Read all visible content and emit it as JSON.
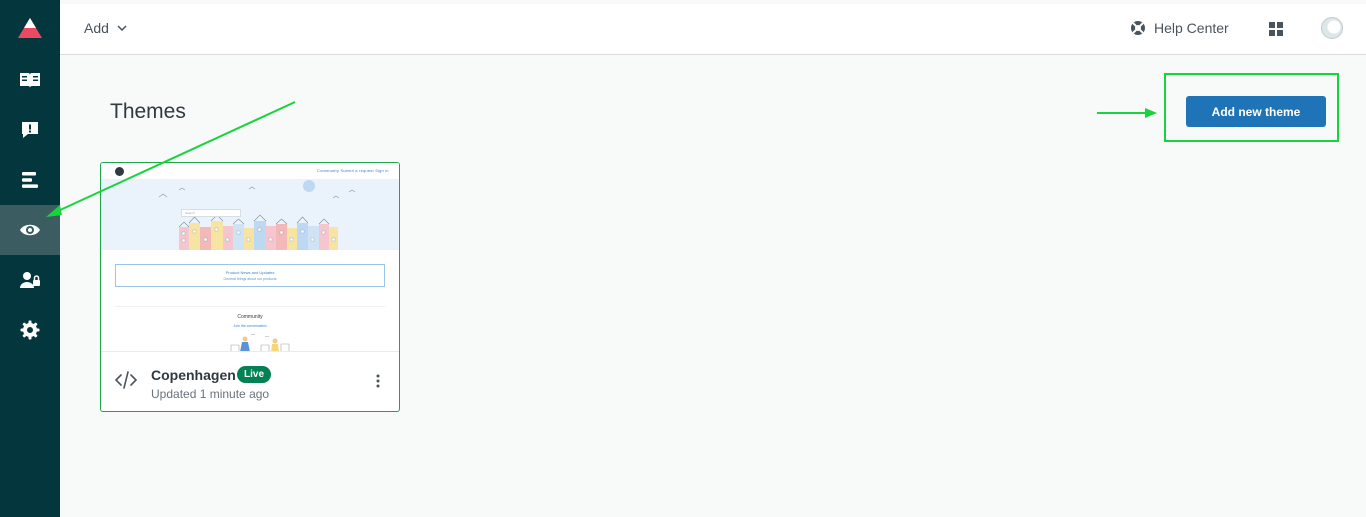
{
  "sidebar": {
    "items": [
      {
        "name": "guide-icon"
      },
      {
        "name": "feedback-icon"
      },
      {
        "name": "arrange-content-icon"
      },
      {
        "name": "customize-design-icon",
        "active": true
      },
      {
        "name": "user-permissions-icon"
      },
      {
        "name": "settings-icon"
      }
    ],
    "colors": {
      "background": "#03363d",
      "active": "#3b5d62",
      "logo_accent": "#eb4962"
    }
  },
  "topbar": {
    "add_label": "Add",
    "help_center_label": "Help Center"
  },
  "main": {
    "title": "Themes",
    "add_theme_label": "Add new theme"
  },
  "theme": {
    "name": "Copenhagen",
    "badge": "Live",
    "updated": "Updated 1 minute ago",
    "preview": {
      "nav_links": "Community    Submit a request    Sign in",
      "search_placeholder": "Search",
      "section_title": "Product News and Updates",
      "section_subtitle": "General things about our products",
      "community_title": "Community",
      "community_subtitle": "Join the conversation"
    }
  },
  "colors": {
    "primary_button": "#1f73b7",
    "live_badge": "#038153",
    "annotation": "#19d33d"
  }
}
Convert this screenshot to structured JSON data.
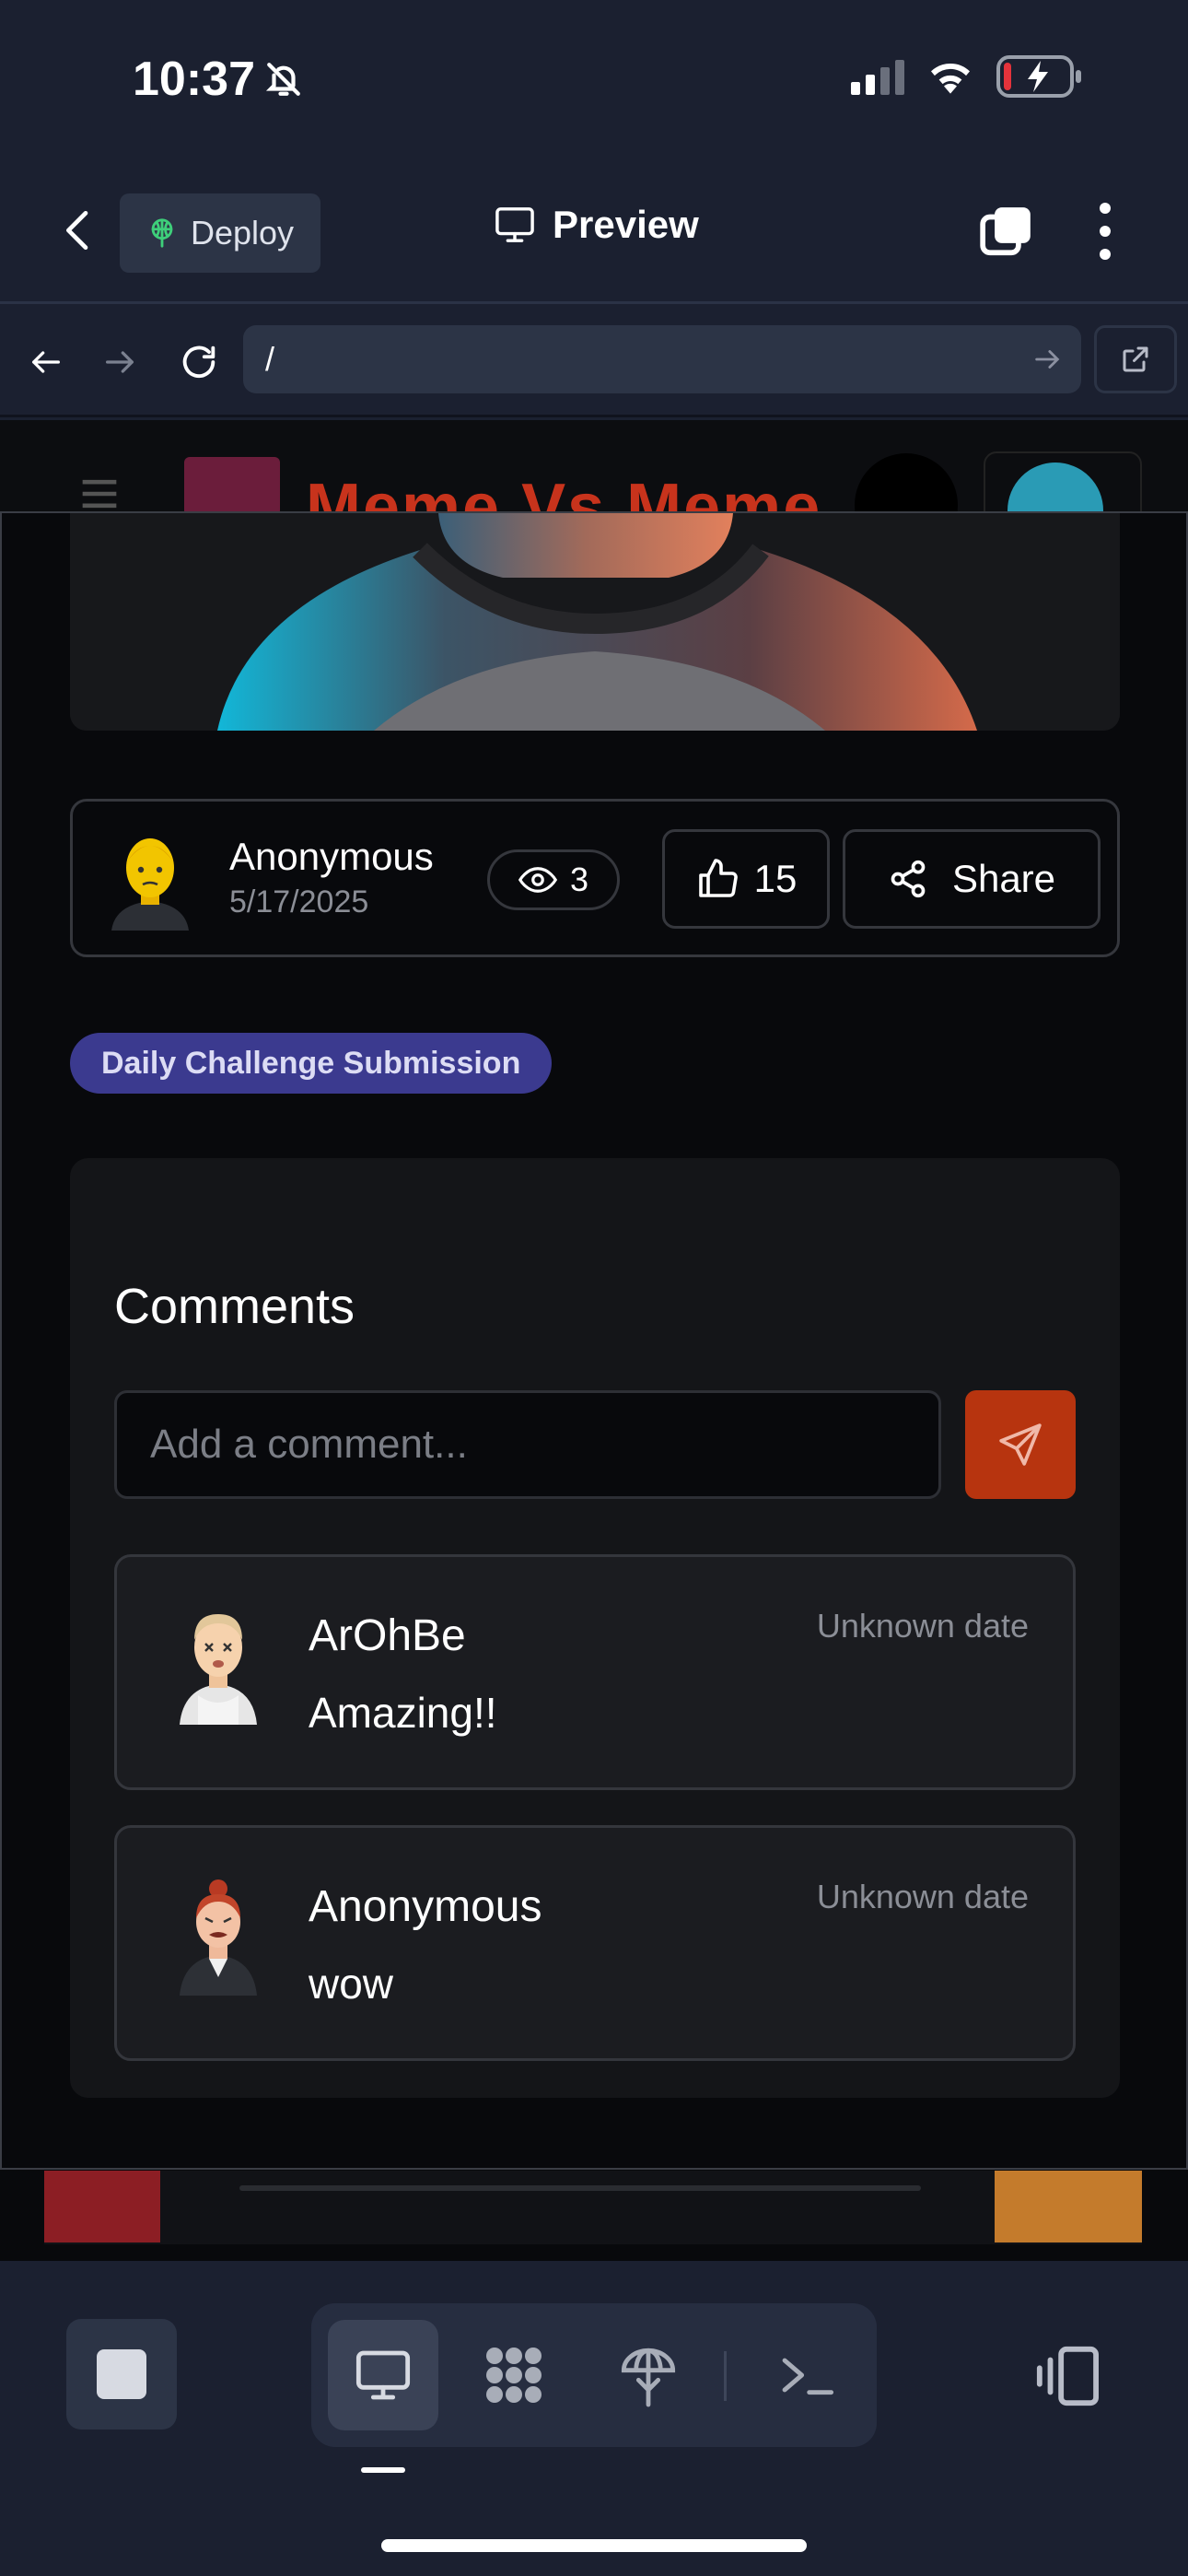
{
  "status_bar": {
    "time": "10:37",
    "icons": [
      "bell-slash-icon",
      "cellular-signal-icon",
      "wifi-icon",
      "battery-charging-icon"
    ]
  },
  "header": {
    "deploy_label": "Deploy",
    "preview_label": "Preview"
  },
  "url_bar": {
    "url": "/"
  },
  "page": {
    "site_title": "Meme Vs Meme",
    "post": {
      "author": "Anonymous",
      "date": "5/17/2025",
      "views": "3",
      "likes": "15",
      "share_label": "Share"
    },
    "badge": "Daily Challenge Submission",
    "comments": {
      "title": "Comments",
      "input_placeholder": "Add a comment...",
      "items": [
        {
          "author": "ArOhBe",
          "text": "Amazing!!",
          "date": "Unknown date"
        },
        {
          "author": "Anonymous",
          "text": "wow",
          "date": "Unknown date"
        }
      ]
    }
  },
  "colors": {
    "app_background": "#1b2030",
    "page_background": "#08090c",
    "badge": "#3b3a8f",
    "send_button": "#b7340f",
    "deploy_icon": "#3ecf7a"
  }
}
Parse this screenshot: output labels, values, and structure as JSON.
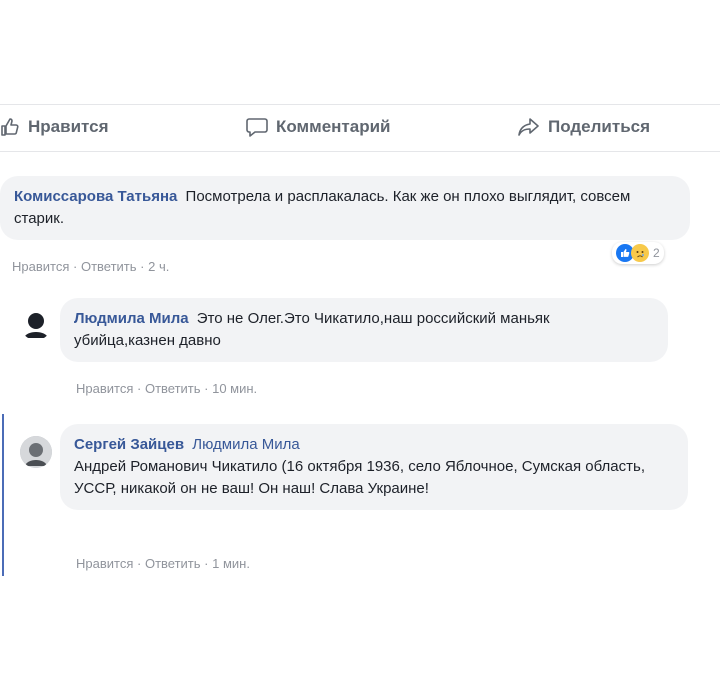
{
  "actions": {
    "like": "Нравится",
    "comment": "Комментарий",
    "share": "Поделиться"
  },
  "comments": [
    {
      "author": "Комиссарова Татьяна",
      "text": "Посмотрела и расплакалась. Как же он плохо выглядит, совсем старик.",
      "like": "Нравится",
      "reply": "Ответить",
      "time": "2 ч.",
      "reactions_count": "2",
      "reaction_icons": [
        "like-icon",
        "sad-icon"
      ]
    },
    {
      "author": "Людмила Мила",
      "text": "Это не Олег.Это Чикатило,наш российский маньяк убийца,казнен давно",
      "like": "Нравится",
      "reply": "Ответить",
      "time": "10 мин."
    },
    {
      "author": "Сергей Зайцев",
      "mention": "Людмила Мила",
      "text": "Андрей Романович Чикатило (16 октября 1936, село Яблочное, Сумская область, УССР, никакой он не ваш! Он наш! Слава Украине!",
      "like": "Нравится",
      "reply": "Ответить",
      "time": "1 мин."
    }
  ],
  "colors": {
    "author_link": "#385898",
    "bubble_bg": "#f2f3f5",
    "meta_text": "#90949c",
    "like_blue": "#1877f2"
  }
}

-=-=-

▸ GIVEN REQUEST: Copy every line that includes the string "Людмила" from the material above.

▸ THE REPLY:
      "author": "Людмила Мила",
      "mention": "Людмила Мила",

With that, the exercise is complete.